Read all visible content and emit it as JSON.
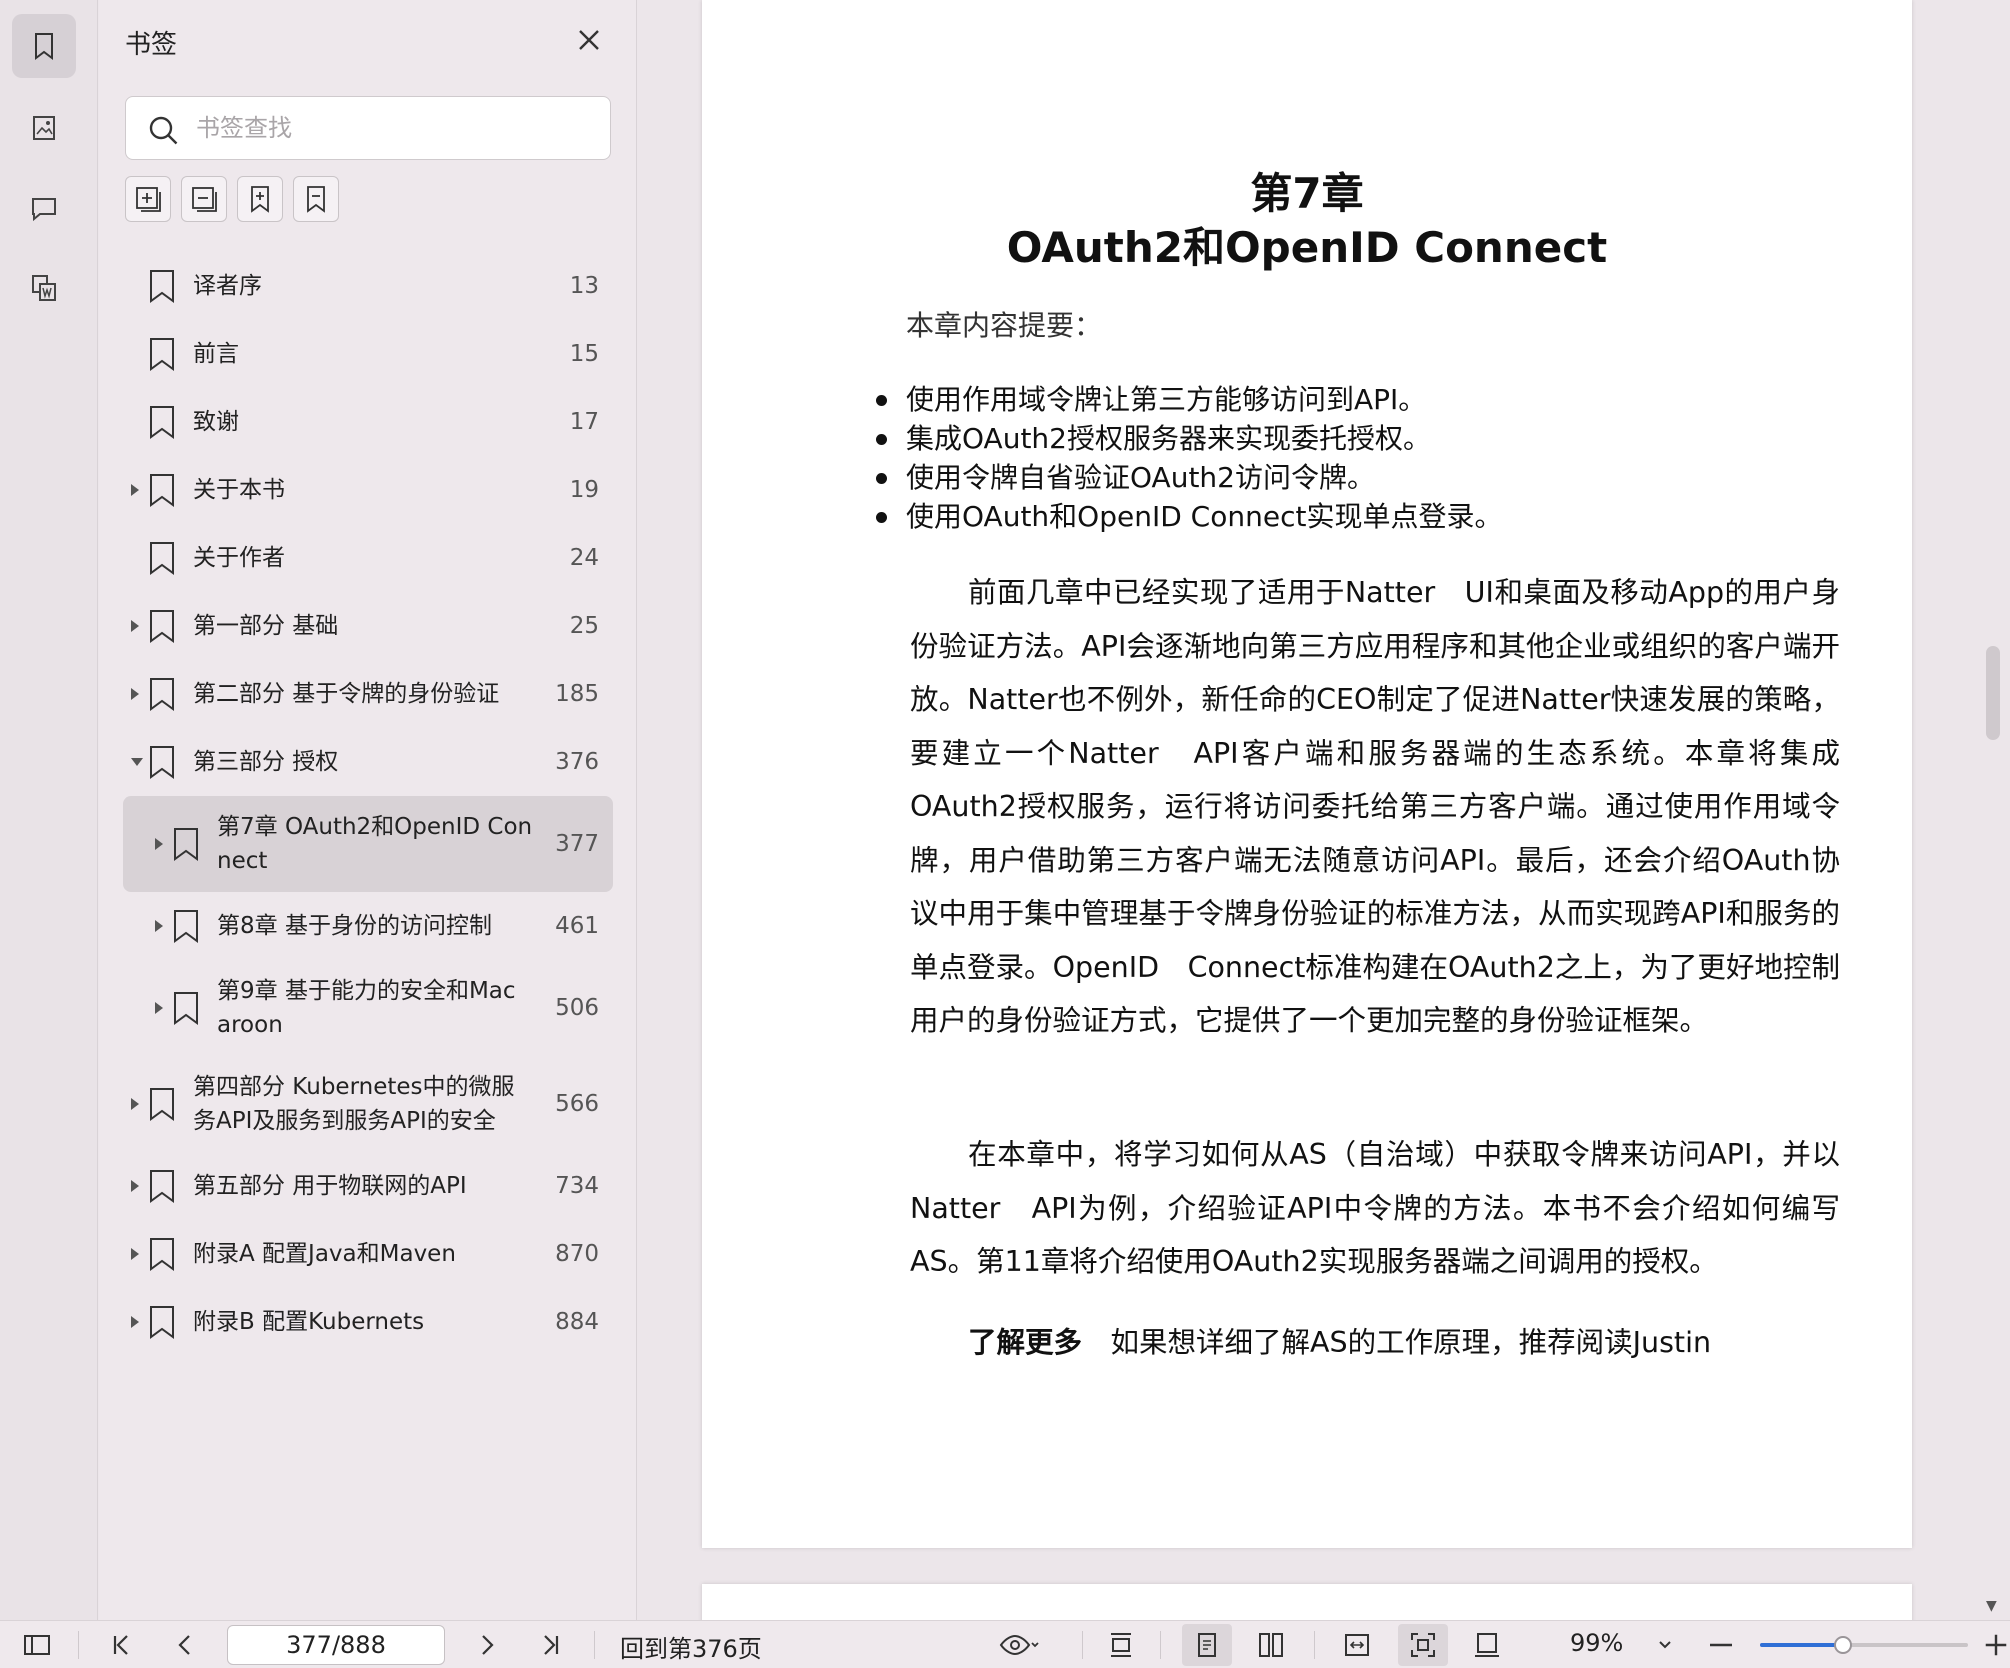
{
  "panel": {
    "title": "书签",
    "search_placeholder": "书签查找"
  },
  "bookmarks": [
    {
      "label": "译者序",
      "page": "13",
      "expander": "none",
      "level": 0
    },
    {
      "label": "前言",
      "page": "15",
      "expander": "none",
      "level": 0
    },
    {
      "label": "致谢",
      "page": "17",
      "expander": "none",
      "level": 0
    },
    {
      "label": "关于本书",
      "page": "19",
      "expander": "collapsed",
      "level": 0
    },
    {
      "label": "关于作者",
      "page": "24",
      "expander": "none",
      "level": 0
    },
    {
      "label": "第一部分 基础",
      "page": "25",
      "expander": "collapsed",
      "level": 0
    },
    {
      "label": "第二部分 基于令牌的身份验证",
      "page": "185",
      "expander": "collapsed",
      "level": 0
    },
    {
      "label": "第三部分 授权",
      "page": "376",
      "expander": "expanded",
      "level": 0
    },
    {
      "label": "第7章 OAuth2和OpenID Con\nnect",
      "page": "377",
      "expander": "collapsed",
      "level": 1,
      "selected": true
    },
    {
      "label": "第8章 基于身份的访问控制",
      "page": "461",
      "expander": "collapsed",
      "level": 1
    },
    {
      "label": "第9章 基于能力的安全和Mac\naroon",
      "page": "506",
      "expander": "collapsed",
      "level": 1
    },
    {
      "label": "第四部分 Kubernetes中的微服\n务API及服务到服务API的安全",
      "page": "566",
      "expander": "collapsed",
      "level": 0
    },
    {
      "label": "第五部分 用于物联网的API",
      "page": "734",
      "expander": "collapsed",
      "level": 0
    },
    {
      "label": "附录A 配置Java和Maven",
      "page": "870",
      "expander": "collapsed",
      "level": 0
    },
    {
      "label": "附录B 配置Kubernets",
      "page": "884",
      "expander": "collapsed",
      "level": 0
    }
  ],
  "document": {
    "chapter_number": "第7章",
    "chapter_title": "OAuth2和OpenID Connect",
    "summary_label": "本章内容提要：",
    "bullets": [
      "使用作用域令牌让第三方能够访问到API。",
      "集成OAuth2授权服务器来实现委托授权。",
      "使用令牌自省验证OAuth2访问令牌。",
      "使用OAuth和OpenID Connect实现单点登录。"
    ],
    "paragraph1": "前面几章中已经实现了适用于Natter　UI和桌面及移动App的用户身份验证方法。API会逐渐地向第三方应用程序和其他企业或组织的客户端开放。Natter也不例外，新任命的CEO制定了促进Natter快速发展的策略，要建立一个Natter　API客户端和服务器端的生态系统。本章将集成OAuth2授权服务，运行将访问委托给第三方客户端。通过使用作用域令牌，用户借助第三方客户端无法随意访问API。最后，还会介绍OAuth协议中用于集中管理基于令牌身份验证的标准方法，从而实现跨API和服务的单点登录。OpenID　Connect标准构建在OAuth2之上，为了更好地控制用户的身份验证方式，它提供了一个更加完整的身份验证框架。",
    "paragraph2": "在本章中，将学习如何从AS（自治域）中获取令牌来访问API，并以Natter　API为例，介绍验证API中令牌的方法。本书不会介绍如何编写AS。第11章将介绍使用OAuth2实现服务器端之间调用的授权。",
    "para3_bold": "了解更多",
    "para3_text": "　如果想详细了解AS的工作原理，推荐阅读Justin"
  },
  "statusbar": {
    "page_value": "377/888",
    "back_to_page": "回到第376页",
    "zoom": "99%",
    "zoom_fraction": 0.4
  }
}
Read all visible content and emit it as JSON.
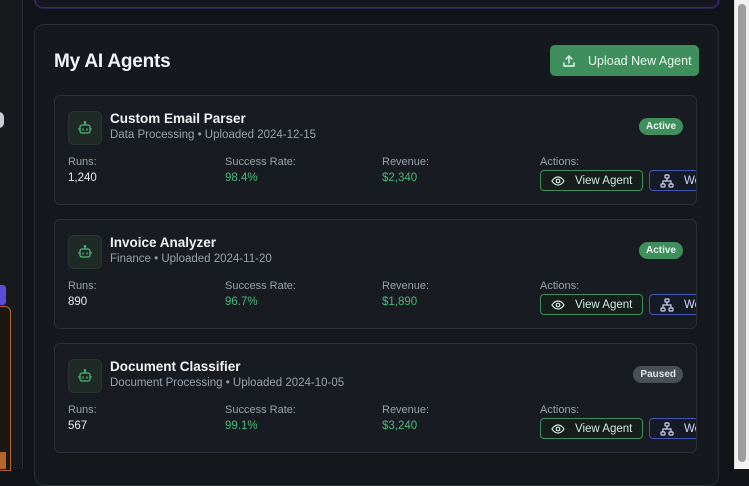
{
  "panel": {
    "title": "My AI Agents",
    "upload_button": "Upload New Agent"
  },
  "agents": [
    {
      "name": "Custom Email Parser",
      "meta": "Data Processing • Uploaded 2024-12-15",
      "status": "Active",
      "runs_label": "Runs:",
      "runs": "1,240",
      "success_label": "Success Rate:",
      "success": "98.4%",
      "revenue_label": "Revenue:",
      "revenue": "$2,340",
      "actions_label": "Actions:",
      "view_label": "View Agent",
      "workflow_label": "Workflow"
    },
    {
      "name": "Invoice Analyzer",
      "meta": "Finance • Uploaded 2024-11-20",
      "status": "Active",
      "runs_label": "Runs:",
      "runs": "890",
      "success_label": "Success Rate:",
      "success": "96.7%",
      "revenue_label": "Revenue:",
      "revenue": "$1,890",
      "actions_label": "Actions:",
      "view_label": "View Agent",
      "workflow_label": "Workflow"
    },
    {
      "name": "Document Classifier",
      "meta": "Document Processing • Uploaded 2024-10-05",
      "status": "Paused",
      "runs_label": "Runs:",
      "runs": "567",
      "success_label": "Success Rate:",
      "success": "99.1%",
      "revenue_label": "Revenue:",
      "revenue": "$3,240",
      "actions_label": "Actions:",
      "view_label": "View Agent",
      "workflow_label": "Workflow"
    }
  ],
  "icons": {
    "upload": "upload-icon",
    "bot": "bot-icon",
    "eye": "eye-icon",
    "workflow": "workflow-icon"
  },
  "colors": {
    "accent_green": "#3f8f5d",
    "success_text": "#48b877",
    "workflow_blue": "#4257b4",
    "paused_badge": "#4b5058"
  }
}
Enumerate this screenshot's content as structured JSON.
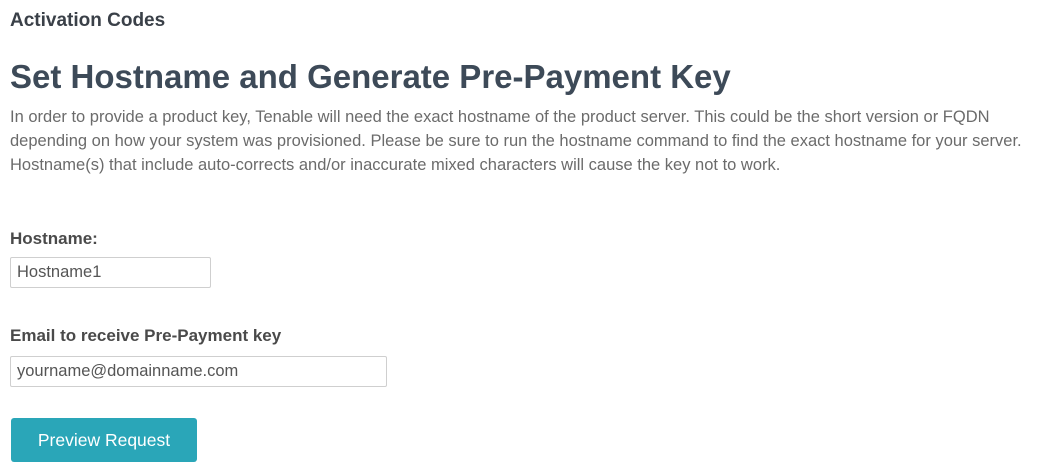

○ ○ ○ ○

▶ **WHAT THE TASK ASKS**: Out of the material above, select every line that holds the string "meta".

▶ **SOLUTION TO THE EXERCISE**:
      "meta": "Data Processing • Uploaded 2024-12-15",
      "meta": "Finance • Uploaded 2024-11-20",
      "meta": "Document Processing • Uploaded 2024-10-05",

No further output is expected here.